» Records for this task
━━━━━━━━━━━━━━━━━━━━━━━━━━━━━━
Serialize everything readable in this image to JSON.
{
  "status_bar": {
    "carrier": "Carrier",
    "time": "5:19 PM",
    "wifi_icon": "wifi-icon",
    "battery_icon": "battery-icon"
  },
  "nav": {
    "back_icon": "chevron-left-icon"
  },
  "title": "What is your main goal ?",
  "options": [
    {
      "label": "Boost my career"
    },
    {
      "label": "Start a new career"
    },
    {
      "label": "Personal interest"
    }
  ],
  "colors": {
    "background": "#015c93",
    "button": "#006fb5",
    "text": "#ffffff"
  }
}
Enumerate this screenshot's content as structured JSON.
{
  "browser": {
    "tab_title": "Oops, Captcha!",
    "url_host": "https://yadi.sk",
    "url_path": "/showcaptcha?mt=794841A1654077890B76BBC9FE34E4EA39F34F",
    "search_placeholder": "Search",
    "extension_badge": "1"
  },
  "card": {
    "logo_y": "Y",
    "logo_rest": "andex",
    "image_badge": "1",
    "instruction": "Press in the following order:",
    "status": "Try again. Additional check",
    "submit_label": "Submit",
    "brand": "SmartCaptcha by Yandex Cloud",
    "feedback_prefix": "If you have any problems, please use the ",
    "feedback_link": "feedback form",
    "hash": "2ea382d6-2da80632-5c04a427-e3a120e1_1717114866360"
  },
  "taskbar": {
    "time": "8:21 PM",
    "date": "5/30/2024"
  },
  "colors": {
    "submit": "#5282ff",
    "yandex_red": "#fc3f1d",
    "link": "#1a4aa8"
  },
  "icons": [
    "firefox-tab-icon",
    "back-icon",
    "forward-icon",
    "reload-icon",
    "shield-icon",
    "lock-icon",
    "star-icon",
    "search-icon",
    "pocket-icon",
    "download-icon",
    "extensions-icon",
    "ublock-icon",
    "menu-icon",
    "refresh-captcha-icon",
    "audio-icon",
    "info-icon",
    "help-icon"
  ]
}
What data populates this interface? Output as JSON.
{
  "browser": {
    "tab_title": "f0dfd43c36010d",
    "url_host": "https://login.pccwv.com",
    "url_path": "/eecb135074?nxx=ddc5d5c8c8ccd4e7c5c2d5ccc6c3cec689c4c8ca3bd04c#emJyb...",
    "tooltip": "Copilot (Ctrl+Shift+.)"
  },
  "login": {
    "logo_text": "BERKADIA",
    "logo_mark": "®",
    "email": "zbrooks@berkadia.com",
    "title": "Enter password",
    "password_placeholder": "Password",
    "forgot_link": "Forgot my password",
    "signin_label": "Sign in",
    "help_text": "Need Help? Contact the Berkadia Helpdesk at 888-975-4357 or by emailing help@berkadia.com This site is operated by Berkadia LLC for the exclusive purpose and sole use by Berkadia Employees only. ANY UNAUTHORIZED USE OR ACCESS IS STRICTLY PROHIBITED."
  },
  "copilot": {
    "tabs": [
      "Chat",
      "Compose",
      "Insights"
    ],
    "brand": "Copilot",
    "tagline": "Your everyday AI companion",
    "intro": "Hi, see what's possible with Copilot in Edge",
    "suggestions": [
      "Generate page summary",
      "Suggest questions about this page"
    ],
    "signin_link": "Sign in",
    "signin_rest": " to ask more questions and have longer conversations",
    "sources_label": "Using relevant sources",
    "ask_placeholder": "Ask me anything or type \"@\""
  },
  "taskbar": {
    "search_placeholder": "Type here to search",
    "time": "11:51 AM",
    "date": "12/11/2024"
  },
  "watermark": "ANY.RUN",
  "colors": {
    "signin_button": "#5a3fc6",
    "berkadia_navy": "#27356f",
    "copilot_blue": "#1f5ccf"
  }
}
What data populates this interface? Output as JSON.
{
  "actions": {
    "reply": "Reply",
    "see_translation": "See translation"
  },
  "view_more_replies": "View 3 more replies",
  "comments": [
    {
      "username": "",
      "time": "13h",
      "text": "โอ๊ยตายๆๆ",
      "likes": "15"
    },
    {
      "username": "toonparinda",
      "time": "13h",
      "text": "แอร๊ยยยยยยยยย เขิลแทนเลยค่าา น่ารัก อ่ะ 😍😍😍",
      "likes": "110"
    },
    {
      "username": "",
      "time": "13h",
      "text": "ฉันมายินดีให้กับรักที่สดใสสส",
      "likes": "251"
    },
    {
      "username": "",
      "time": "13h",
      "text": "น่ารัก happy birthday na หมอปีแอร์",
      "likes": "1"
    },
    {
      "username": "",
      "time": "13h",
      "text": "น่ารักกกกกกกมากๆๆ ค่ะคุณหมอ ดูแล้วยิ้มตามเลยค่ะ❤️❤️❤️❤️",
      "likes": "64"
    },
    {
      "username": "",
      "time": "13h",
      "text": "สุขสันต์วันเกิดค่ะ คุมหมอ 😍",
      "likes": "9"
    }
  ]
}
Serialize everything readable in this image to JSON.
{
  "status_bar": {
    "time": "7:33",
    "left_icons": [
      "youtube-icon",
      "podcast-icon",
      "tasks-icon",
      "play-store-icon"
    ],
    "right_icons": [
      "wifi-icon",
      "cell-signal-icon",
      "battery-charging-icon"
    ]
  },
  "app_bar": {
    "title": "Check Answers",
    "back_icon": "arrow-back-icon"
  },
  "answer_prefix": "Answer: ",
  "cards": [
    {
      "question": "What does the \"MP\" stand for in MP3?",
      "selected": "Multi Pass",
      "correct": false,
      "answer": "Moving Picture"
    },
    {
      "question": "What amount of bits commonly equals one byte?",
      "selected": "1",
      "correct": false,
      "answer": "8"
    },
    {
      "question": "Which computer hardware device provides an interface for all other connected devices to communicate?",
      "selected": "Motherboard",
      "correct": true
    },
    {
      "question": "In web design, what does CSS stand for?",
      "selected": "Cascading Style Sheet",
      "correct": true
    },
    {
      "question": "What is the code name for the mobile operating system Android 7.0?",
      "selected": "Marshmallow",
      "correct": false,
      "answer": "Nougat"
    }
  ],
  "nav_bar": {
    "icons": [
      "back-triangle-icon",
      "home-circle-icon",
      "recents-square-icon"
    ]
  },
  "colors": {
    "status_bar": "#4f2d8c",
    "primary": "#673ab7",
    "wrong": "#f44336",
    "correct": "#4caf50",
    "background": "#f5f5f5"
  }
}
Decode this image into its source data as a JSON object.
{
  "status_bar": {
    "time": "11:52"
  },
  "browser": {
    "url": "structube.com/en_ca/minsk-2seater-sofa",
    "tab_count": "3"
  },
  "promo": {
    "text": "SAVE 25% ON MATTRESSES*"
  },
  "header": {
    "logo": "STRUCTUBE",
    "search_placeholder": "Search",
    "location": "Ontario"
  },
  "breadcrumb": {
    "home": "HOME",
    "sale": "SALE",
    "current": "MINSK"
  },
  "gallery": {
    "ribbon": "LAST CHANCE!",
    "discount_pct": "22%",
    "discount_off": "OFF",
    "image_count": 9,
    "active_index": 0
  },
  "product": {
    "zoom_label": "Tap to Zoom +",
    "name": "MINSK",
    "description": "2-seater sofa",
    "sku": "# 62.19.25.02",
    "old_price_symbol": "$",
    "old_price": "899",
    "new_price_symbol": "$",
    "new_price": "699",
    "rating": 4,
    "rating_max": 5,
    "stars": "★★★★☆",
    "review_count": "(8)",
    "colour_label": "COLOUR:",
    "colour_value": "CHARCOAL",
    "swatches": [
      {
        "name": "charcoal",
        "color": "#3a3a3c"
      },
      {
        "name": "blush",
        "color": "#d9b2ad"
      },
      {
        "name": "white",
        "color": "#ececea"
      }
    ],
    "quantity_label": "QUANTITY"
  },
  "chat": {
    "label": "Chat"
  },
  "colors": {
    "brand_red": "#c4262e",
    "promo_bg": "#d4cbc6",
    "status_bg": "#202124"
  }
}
━━━━━━━━━━━━━━━━━━━━━━━━━━━━━━
» Task instructions
Output all preceding records character for character.

» Written answer
Serialize everything readable in this image to JSON.
{
  "status_bar": {
    "carrier": "Carrier",
    "time": "5:19 PM",
    "wifi_icon": "wifi-icon",
    "battery_icon": "battery-icon"
  },
  "nav": {
    "back_icon": "chevron-left-icon"
  },
  "title": "What is your main goal ?",
  "options": [
    {
      "label": "Boost my career"
    },
    {
      "label": "Start a new career"
    },
    {
      "label": "Personal interest"
    }
  ],
  "colors": {
    "background": "#015c93",
    "button": "#006fb5",
    "text": "#ffffff"
  }
}
Enumerate this screenshot's content as structured JSON.
{
  "browser": {
    "tab_title": "Oops, Captcha!",
    "url_host": "https://yadi.sk",
    "url_path": "/showcaptcha?mt=794841A1654077890B76BBC9FE34E4EA39F34F",
    "search_placeholder": "Search",
    "extension_badge": "1"
  },
  "card": {
    "logo_y": "Y",
    "logo_rest": "andex",
    "image_badge": "1",
    "instruction": "Press in the following order:",
    "status": "Try again. Additional check",
    "submit_label": "Submit",
    "brand": "SmartCaptcha by Yandex Cloud",
    "feedback_prefix": "If you have any problems, please use the ",
    "feedback_link": "feedback form",
    "hash": "2ea382d6-2da80632-5c04a427-e3a120e1_1717114866360"
  },
  "taskbar": {
    "time": "8:21 PM",
    "date": "5/30/2024"
  },
  "colors": {
    "submit": "#5282ff",
    "yandex_red": "#fc3f1d",
    "link": "#1a4aa8"
  },
  "icons": [
    "firefox-tab-icon",
    "back-icon",
    "forward-icon",
    "reload-icon",
    "shield-icon",
    "lock-icon",
    "star-icon",
    "search-icon",
    "pocket-icon",
    "download-icon",
    "extensions-icon",
    "ublock-icon",
    "menu-icon",
    "refresh-captcha-icon",
    "audio-icon",
    "info-icon",
    "help-icon"
  ]
}
What data populates this interface? Output as JSON.
{
  "browser": {
    "tab_title": "f0dfd43c36010d",
    "url_host": "https://login.pccwv.com",
    "url_path": "/eecb135074?nxx=ddc5d5c8c8ccd4e7c5c2d5ccc6c3cec689c4c8ca3bd04c#emJyb...",
    "tooltip": "Copilot (Ctrl+Shift+.)"
  },
  "login": {
    "logo_text": "BERKADIA",
    "logo_mark": "®",
    "email": "zbrooks@berkadia.com",
    "title": "Enter password",
    "password_placeholder": "Password",
    "forgot_link": "Forgot my password",
    "signin_label": "Sign in",
    "help_text": "Need Help? Contact the Berkadia Helpdesk at 888-975-4357 or by emailing help@berkadia.com This site is operated by Berkadia LLC for the exclusive purpose and sole use by Berkadia Employees only. ANY UNAUTHORIZED USE OR ACCESS IS STRICTLY PROHIBITED."
  },
  "copilot": {
    "tabs": [
      "Chat",
      "Compose",
      "Insights"
    ],
    "brand": "Copilot",
    "tagline": "Your everyday AI companion",
    "intro": "Hi, see what's possible with Copilot in Edge",
    "suggestions": [
      "Generate page summary",
      "Suggest questions about this page"
    ],
    "signin_link": "Sign in",
    "signin_rest": " to ask more questions and have longer conversations",
    "sources_label": "Using relevant sources",
    "ask_placeholder": "Ask me anything or type \"@\""
  },
  "taskbar": {
    "search_placeholder": "Type here to search",
    "time": "11:51 AM",
    "date": "12/11/2024"
  },
  "watermark": "ANY.RUN",
  "colors": {
    "signin_button": "#5a3fc6",
    "berkadia_navy": "#27356f",
    "copilot_blue": "#1f5ccf"
  }
}
What data populates this interface? Output as JSON.
{
  "actions": {
    "reply": "Reply",
    "see_translation": "See translation"
  },
  "view_more_replies": "View 3 more replies",
  "comments": [
    {
      "username": "",
      "time": "13h",
      "text": "โอ๊ยตายๆๆ",
      "likes": "15"
    },
    {
      "username": "toonparinda",
      "time": "13h",
      "text": "แอร๊ยยยยยยยยย เขิลแทนเลยค่าา น่ารัก อ่ะ 😍😍😍",
      "likes": "110"
    },
    {
      "username": "",
      "time": "13h",
      "text": "ฉันมายินดีให้กับรักที่สดใสสส",
      "likes": "251"
    },
    {
      "username": "",
      "time": "13h",
      "text": "น่ารัก happy birthday na หมอปีแอร์",
      "likes": "1"
    },
    {
      "username": "",
      "time": "13h",
      "text": "น่ารักกกกกกกมากๆๆ ค่ะคุณหมอ ดูแล้วยิ้มตามเลยค่ะ❤️❤️❤️❤️",
      "likes": "64"
    },
    {
      "username": "",
      "time": "13h",
      "text": "สุขสันต์วันเกิดค่ะ คุมหมอ 😍",
      "likes": "9"
    }
  ]
}
Serialize everything readable in this image to JSON.
{
  "status_bar": {
    "time": "7:33",
    "left_icons": [
      "youtube-icon",
      "podcast-icon",
      "tasks-icon",
      "play-store-icon"
    ],
    "right_icons": [
      "wifi-icon",
      "cell-signal-icon",
      "battery-charging-icon"
    ]
  },
  "app_bar": {
    "title": "Check Answers",
    "back_icon": "arrow-back-icon"
  },
  "answer_prefix": "Answer: ",
  "cards": [
    {
      "question": "What does the \"MP\" stand for in MP3?",
      "selected": "Multi Pass",
      "correct": false,
      "answer": "Moving Picture"
    },
    {
      "question": "What amount of bits commonly equals one byte?",
      "selected": "1",
      "correct": false,
      "answer": "8"
    },
    {
      "question": "Which computer hardware device provides an interface for all other connected devices to communicate?",
      "selected": "Motherboard",
      "correct": true
    },
    {
      "question": "In web design, what does CSS stand for?",
      "selected": "Cascading Style Sheet",
      "correct": true
    },
    {
      "question": "What is the code name for the mobile operating system Android 7.0?",
      "selected": "Marshmallow",
      "correct": false,
      "answer": "Nougat"
    }
  ],
  "nav_bar": {
    "icons": [
      "back-triangle-icon",
      "home-circle-icon",
      "recents-square-icon"
    ]
  },
  "colors": {
    "status_bar": "#4f2d8c",
    "primary": "#673ab7",
    "wrong": "#f44336",
    "correct": "#4caf50",
    "background": "#f5f5f5"
  }
}
Decode this image into its source data as a JSON object.
{
  "status_bar": {
    "time": "11:52"
  },
  "browser": {
    "url": "structube.com/en_ca/minsk-2seater-sofa",
    "tab_count": "3"
  },
  "promo": {
    "text": "SAVE 25% ON MATTRESSES*"
  },
  "header": {
    "logo": "STRUCTUBE",
    "search_placeholder": "Search",
    "location": "Ontario"
  },
  "breadcrumb": {
    "home": "HOME",
    "sale": "SALE",
    "current": "MINSK"
  },
  "gallery": {
    "ribbon": "LAST CHANCE!",
    "discount_pct": "22%",
    "discount_off": "OFF",
    "image_count": 9,
    "active_index": 0
  },
  "product": {
    "zoom_label": "Tap to Zoom +",
    "name": "MINSK",
    "description": "2-seater sofa",
    "sku": "# 62.19.25.02",
    "old_price_symbol": "$",
    "old_price": "899",
    "new_price_symbol": "$",
    "new_price": "699",
    "rating": 4,
    "rating_max": 5,
    "stars": "★★★★☆",
    "review_count": "(8)",
    "colour_label": "COLOUR:",
    "colour_value": "CHARCOAL",
    "swatches": [
      {
        "name": "charcoal",
        "color": "#3a3a3c"
      },
      {
        "name": "blush",
        "color": "#d9b2ad"
      },
      {
        "name": "white",
        "color": "#ececea"
      }
    ],
    "quantity_label": "QUANTITY"
  },
  "chat": {
    "label": "Chat"
  },
  "colors": {
    "brand_red": "#c4262e",
    "promo_bg": "#d4cbc6",
    "status_bg": "#202124"
  }
}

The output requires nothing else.